## GIVEN INSTRUCTION A
Condense the paragraph of the indenture excerpt that begins "In any case where several matters" into a shorter version that keeps its main facts.

## TEXT EXCERPT
● ● ●
Every certificate or opinion with respect to compliance with a
condition or covenant provided for in this Indenture (except for the Officer's
Certificate required by Section 6.06) shall include:
(1) a statement that each individual signing such certificate or
opinion has read such covenant or condition and the definitions herein
relating thereto;
(2) a brief statement as to the nature and scope of the
examination or investigation upon which the statements or opinions
contained in such certificate or opinion are based;
(3) a statement that, in the opinion of each such individual, he
has made such examination or investigation as is necessary to enable
him to express an informed opinion as to whether or not such covenant
or condition has been complied with; and
(4) a statement as to whether, in the opinion of each such
individual, such condition or covenant has been complied with.
SECTION 1.03. Form of Documents Delivered to Trustee.
--------------------------------------
In any case where several matters are required to be certified
by, or covered by an opinion of, any specified Person, it is not necessary that
all such matters be certified by, or covered by the opinion of, only one such
Person, or that they be so certified or covered by only one document, but one
such Person may certify or give an opinion with respect to some matters and one
or more other such Persons as to other matters, and any such Person may certify
or give an opinion as to such matters in one or several documents.
● ● ●
## GIVEN INSTRUCTION B
Please rewrite the listing from the line with "plate-input-label: Plaka Giriniz" to the line with "vehicle-document-icon [69,305,128,370]", changing "ARAMA SONUCU" to "SEARCH RESULT" and leaving everything else as it is.
● ● ●
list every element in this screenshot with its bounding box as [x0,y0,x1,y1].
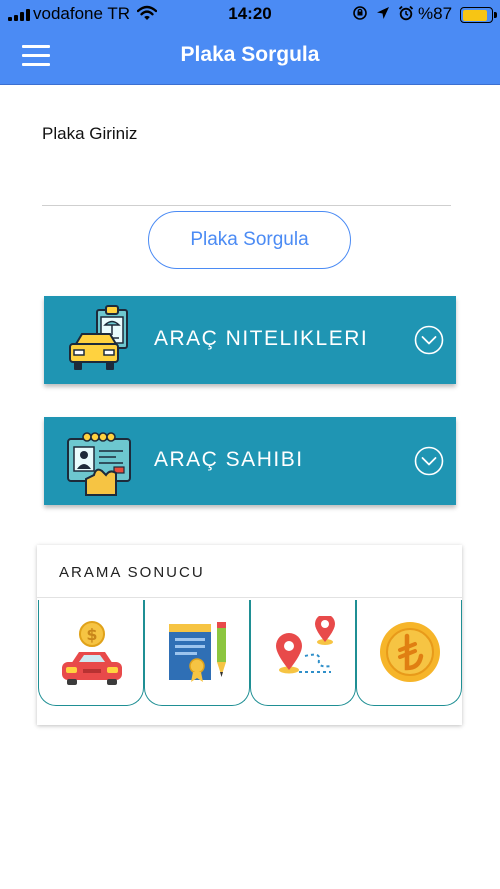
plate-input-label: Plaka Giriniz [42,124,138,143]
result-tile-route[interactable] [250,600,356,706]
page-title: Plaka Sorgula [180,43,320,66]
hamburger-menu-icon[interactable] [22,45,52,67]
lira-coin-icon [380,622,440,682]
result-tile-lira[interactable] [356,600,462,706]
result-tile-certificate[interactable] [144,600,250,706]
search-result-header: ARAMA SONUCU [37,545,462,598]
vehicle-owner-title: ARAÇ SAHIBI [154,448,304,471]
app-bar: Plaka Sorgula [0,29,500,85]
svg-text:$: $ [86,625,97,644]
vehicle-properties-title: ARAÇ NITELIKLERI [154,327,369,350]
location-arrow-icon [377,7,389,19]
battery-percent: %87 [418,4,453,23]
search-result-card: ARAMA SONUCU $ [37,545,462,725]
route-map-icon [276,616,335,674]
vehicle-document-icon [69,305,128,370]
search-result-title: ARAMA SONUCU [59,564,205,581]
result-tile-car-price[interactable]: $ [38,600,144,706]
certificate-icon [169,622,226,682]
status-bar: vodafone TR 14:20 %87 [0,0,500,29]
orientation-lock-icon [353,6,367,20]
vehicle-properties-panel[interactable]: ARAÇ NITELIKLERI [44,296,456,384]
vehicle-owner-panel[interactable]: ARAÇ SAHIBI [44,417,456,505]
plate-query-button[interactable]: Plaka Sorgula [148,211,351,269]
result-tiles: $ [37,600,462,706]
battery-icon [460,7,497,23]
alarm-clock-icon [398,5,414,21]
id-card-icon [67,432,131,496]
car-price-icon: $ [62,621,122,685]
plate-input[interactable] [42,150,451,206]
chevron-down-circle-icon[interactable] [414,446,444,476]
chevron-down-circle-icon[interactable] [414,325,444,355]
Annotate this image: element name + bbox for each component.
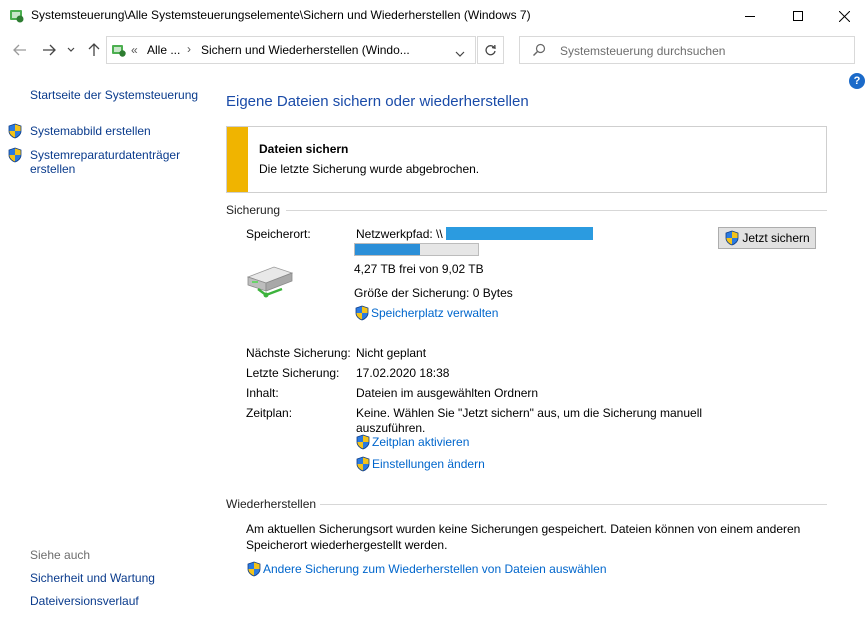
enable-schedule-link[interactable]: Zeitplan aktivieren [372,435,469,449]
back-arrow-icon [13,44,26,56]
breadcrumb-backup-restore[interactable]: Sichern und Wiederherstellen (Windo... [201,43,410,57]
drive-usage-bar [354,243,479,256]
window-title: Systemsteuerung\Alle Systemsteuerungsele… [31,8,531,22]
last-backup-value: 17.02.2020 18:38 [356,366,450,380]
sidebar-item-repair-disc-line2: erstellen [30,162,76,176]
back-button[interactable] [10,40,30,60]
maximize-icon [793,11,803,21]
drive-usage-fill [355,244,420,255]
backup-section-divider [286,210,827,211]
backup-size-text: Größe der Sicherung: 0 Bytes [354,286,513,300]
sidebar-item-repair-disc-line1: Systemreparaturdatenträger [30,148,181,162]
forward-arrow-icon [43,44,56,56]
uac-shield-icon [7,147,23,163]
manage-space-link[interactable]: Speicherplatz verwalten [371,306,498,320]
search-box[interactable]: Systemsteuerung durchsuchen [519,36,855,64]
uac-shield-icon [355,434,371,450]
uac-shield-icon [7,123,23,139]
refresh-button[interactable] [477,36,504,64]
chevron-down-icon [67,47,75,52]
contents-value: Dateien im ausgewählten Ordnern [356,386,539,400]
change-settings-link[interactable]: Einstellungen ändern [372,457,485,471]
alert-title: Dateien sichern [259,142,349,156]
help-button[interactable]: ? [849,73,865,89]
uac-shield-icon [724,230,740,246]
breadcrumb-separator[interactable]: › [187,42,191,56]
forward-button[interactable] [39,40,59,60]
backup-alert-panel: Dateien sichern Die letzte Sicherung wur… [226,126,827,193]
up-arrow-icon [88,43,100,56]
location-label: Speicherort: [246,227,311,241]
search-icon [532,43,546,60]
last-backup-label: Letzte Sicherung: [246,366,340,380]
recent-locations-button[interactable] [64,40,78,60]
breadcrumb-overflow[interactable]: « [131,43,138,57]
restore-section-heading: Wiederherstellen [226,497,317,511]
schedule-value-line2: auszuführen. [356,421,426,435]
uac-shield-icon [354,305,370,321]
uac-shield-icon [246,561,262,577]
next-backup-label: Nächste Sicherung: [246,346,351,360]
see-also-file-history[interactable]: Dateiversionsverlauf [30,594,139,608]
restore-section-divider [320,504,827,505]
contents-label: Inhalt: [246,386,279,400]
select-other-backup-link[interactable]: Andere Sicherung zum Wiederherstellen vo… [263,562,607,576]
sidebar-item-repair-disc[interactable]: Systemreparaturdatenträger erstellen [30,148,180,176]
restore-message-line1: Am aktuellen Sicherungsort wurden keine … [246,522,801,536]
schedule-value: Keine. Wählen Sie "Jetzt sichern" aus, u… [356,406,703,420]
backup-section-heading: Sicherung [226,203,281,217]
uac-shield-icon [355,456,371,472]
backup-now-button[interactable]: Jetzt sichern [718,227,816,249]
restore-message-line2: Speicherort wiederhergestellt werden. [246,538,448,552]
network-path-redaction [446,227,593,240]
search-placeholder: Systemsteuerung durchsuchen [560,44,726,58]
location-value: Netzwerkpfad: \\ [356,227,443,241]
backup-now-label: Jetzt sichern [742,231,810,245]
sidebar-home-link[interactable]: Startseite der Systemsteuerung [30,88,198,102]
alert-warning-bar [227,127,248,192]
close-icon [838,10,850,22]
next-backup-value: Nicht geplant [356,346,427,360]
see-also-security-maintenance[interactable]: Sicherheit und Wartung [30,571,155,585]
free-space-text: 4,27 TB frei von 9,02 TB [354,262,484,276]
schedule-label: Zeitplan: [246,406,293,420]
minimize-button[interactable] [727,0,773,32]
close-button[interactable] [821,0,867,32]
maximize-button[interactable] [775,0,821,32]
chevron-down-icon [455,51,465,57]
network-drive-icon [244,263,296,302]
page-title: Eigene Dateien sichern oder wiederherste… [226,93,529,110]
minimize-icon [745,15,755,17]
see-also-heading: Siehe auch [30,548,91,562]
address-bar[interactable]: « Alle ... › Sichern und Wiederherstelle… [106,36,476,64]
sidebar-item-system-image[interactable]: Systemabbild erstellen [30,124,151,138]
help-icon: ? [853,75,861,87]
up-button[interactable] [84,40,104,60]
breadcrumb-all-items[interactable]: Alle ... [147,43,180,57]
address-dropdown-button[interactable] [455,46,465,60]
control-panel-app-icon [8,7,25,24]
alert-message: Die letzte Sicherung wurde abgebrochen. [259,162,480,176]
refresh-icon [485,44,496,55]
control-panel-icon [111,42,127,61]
● ● ●
## EXERCISE SOLUTION A
When several matters must be certified by, or covered by an opinion of, a specified Person, they need not all be handled by one Person or in one document. One such Person may certify or give an opinion on some matters while one or more others cover the rest, and any of them may do so in one or several documents.

## EXERCISE SOLUTION B
plate-input-label: Plaka Giriniz [42,124,138,143]
result-tile-route[interactable] [250,600,356,706]
page-title: Plaka Sorgula [180,43,320,66]
hamburger-menu-icon[interactable] [22,45,52,67]
lira-coin-icon [380,622,440,682]
result-tile-lira[interactable] [356,600,462,706]
result-tile-certificate[interactable] [144,600,250,706]
search-result-header: SEARCH RESULT [37,545,462,598]
vehicle-owner-title: ARAÇ SAHIBI [154,448,304,471]
app-bar: Plaka Sorgula [0,29,500,85]
svg-text:$: $ [86,625,97,644]
vehicle-properties-title: ARAÇ NITELIKLERI [154,327,369,350]
location-arrow-icon [377,7,389,19]
battery-percent: %87 [418,4,453,23]
search-result-card: SEARCH RESULT $ [37,545,462,725]
route-map-icon [276,616,335,674]
vehicle-document-icon [69,305,128,370]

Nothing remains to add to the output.